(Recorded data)

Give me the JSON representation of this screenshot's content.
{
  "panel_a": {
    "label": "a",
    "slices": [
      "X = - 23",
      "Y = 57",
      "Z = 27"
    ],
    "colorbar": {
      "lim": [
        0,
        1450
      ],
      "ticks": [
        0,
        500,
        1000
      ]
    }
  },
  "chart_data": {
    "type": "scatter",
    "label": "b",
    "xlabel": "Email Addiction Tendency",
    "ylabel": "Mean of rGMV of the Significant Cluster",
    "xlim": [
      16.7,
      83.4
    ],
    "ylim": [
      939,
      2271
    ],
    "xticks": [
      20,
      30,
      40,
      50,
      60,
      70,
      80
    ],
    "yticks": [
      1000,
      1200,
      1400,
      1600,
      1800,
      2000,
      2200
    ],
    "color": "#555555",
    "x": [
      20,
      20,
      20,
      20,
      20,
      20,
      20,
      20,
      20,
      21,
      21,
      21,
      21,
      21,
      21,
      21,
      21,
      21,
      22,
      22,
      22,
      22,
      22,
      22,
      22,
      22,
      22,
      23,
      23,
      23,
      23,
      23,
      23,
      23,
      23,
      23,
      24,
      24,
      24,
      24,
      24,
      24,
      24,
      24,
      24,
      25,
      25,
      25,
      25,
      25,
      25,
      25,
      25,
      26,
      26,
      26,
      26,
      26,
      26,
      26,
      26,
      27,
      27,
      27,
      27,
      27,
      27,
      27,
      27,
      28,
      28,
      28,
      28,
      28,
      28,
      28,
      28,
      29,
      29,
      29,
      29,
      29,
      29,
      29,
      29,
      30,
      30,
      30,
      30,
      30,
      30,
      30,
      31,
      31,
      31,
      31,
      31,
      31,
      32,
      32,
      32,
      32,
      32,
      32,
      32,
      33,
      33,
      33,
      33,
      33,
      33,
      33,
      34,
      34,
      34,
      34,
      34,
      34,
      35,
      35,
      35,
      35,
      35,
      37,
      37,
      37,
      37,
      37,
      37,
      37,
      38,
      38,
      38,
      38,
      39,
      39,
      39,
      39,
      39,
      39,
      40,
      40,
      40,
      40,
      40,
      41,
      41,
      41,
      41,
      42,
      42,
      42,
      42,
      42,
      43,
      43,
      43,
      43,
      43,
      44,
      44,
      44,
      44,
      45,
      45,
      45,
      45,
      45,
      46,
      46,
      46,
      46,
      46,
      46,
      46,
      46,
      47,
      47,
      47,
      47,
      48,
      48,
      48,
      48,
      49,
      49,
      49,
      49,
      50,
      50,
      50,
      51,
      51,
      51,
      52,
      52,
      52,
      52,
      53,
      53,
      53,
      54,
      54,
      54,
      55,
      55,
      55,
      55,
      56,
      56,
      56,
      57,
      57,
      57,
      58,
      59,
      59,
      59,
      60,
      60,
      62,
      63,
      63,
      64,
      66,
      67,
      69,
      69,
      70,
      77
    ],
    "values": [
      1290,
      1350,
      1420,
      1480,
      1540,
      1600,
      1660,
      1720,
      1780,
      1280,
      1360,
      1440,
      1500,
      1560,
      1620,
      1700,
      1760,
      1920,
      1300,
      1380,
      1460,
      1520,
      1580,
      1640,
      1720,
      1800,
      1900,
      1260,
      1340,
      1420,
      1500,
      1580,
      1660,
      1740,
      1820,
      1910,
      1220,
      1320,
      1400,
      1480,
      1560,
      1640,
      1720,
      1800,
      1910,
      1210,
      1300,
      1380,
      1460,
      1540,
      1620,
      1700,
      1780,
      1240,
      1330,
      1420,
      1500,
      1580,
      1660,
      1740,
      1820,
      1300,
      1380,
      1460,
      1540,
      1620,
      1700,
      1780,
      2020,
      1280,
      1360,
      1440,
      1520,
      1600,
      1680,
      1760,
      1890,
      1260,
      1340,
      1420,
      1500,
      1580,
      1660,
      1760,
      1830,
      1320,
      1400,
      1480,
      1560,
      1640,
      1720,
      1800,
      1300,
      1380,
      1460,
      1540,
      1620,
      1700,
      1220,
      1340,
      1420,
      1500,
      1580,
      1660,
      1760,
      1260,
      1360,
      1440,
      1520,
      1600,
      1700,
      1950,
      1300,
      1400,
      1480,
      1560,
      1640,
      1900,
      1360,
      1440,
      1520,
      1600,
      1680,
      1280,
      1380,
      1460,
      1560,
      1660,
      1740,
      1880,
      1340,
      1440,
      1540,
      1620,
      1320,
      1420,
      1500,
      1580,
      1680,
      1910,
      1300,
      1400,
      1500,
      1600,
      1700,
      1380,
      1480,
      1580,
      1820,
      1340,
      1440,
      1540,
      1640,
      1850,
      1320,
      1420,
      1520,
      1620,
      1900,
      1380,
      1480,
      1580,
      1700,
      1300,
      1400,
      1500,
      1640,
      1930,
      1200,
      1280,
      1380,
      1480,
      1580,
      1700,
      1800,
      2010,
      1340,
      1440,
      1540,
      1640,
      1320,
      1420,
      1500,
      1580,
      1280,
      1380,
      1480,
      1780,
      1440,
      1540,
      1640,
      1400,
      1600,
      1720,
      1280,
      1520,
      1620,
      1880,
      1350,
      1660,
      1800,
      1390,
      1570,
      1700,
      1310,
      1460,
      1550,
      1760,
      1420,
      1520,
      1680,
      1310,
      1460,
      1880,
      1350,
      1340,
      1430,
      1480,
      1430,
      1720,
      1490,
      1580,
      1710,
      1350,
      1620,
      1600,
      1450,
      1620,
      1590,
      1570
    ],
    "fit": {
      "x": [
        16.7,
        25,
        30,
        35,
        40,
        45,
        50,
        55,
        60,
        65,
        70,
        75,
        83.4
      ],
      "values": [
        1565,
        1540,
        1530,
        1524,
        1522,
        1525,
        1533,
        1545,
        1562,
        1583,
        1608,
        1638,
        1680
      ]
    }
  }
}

==

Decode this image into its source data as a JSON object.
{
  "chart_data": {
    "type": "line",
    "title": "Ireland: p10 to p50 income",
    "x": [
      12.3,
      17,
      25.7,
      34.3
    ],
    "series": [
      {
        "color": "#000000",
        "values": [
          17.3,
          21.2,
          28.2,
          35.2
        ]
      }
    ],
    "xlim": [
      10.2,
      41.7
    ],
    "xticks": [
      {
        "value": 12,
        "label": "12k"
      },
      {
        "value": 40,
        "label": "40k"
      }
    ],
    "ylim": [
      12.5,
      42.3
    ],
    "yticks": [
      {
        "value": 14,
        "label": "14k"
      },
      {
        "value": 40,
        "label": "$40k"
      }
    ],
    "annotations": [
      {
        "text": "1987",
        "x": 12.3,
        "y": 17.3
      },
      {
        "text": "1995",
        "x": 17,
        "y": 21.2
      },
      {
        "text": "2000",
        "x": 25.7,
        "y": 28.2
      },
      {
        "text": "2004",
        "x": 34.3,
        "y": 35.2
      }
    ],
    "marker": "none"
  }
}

- The exercise: List every line above containing the word "text".

- Written reply:
        "text": "1987",
        "text": "1995",
        "text": "2000",
        "text": "2004",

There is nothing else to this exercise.